## PROBLEM
Keep only the lines of the data below that contain "Cadastrar", and copy them.

## INFORMATION SUPPLIED

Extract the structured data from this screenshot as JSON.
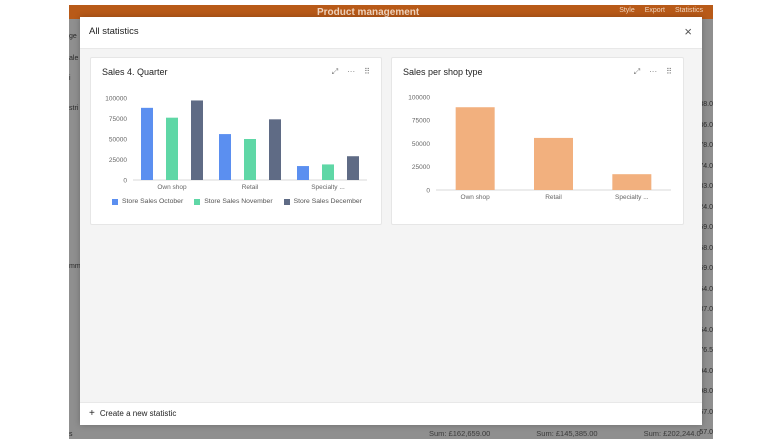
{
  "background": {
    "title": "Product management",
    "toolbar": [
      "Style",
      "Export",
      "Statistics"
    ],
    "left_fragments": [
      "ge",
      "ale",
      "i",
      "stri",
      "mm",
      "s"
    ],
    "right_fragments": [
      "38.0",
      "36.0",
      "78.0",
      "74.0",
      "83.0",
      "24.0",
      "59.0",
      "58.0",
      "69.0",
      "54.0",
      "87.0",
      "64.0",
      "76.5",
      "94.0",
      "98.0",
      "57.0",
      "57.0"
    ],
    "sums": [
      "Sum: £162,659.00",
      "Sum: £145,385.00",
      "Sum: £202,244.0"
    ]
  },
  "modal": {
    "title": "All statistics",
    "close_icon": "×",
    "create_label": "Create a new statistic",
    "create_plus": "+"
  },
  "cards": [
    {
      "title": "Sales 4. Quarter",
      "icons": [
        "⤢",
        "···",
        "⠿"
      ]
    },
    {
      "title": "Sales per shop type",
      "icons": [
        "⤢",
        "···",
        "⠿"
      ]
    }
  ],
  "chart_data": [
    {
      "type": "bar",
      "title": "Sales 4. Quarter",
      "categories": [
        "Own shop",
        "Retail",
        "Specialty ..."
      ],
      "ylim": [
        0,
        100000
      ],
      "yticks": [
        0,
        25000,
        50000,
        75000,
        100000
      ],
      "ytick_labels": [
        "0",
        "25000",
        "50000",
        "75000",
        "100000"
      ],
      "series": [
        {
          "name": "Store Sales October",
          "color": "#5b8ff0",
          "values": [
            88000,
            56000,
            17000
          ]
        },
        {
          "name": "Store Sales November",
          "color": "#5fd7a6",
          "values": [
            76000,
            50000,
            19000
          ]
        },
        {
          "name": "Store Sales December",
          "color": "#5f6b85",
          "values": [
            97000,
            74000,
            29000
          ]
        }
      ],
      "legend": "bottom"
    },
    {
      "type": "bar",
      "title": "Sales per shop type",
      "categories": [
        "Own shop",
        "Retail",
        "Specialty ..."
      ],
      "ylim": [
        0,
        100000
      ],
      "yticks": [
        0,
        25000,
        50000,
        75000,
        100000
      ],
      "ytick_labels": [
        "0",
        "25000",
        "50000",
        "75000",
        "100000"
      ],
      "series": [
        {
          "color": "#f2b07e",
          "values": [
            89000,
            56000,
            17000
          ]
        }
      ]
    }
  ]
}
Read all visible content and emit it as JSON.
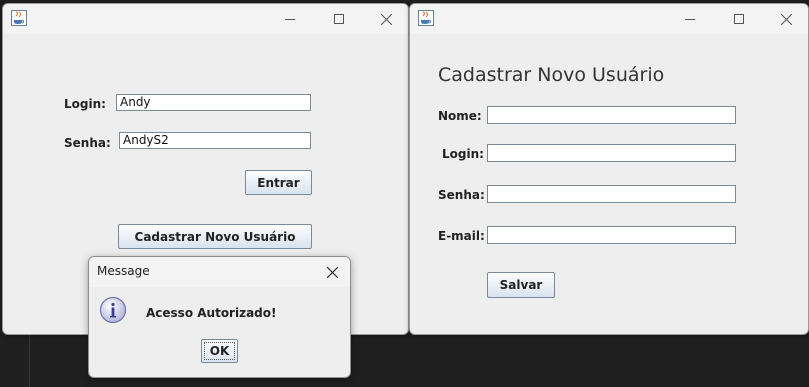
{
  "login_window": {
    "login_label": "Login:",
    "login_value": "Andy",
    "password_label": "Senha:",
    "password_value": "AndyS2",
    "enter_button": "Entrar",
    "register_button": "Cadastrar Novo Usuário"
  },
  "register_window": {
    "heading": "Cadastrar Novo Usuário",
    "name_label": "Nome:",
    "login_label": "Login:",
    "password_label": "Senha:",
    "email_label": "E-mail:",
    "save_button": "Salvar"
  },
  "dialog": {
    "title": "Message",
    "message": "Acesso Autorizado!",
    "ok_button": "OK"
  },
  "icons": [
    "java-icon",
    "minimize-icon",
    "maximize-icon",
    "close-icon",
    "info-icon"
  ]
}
--
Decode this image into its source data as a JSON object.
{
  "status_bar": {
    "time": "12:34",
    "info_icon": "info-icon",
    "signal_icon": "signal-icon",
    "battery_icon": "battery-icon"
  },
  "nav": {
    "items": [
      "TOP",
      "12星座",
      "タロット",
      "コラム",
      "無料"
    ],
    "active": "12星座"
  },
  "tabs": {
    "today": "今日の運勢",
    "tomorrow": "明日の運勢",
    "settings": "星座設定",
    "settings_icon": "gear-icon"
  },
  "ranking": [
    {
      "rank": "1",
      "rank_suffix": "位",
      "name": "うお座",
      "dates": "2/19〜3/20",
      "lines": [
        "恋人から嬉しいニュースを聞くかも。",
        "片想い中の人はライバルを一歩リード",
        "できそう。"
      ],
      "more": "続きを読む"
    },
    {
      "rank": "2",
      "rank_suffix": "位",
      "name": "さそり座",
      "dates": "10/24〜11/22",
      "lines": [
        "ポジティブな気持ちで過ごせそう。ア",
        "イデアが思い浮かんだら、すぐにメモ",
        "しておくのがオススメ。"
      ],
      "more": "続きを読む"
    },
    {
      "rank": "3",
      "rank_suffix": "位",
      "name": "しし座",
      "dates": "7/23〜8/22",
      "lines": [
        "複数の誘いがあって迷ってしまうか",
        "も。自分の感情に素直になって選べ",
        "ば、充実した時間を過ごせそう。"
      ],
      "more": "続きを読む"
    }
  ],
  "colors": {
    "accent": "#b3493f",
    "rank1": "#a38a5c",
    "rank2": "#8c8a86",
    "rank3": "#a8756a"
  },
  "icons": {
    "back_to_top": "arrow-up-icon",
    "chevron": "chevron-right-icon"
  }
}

## FINAL RESULT
    "register_button": "Cadastrar Novo Usuário"
    "heading": "Cadastrar Novo Usuário",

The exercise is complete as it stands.